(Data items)
----------

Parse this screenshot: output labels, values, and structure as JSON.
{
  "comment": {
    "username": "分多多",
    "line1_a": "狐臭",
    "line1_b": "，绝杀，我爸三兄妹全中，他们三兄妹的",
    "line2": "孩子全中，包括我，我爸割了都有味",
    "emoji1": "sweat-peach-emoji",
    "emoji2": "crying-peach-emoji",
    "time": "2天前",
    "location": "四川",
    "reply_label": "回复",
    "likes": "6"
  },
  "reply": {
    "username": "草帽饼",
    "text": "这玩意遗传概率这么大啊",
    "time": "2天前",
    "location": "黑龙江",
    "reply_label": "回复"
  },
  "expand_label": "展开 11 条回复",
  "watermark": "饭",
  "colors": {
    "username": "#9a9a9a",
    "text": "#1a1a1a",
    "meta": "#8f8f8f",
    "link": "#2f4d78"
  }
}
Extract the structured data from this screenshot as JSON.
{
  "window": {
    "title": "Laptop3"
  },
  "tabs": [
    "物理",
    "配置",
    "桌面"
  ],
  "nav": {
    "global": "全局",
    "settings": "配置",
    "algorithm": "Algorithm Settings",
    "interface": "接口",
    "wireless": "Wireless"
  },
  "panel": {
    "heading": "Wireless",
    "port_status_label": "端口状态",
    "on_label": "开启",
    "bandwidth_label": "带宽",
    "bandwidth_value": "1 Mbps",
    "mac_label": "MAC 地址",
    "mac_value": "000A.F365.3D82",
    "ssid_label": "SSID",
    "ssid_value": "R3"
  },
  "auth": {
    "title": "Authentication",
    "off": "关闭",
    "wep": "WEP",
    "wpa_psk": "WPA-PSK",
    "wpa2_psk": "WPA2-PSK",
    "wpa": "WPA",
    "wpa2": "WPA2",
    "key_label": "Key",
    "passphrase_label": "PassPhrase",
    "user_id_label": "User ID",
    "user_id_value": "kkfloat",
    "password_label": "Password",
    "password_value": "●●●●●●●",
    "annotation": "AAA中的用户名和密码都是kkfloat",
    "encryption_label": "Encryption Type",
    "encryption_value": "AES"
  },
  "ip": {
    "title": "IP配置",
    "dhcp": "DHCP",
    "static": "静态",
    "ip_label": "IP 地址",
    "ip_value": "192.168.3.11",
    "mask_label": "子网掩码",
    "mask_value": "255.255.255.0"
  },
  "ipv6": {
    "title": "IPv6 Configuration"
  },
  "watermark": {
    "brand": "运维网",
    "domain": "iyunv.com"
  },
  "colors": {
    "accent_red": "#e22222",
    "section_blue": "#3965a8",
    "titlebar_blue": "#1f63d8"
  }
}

----------

REQUIREMENTS:
All lines in the data that contain the word "JSON" should be copied.

FINAL RESULT:
Parse this screenshot: output labels, values, and structure as JSON.
Extract the structured data from this screenshot as JSON.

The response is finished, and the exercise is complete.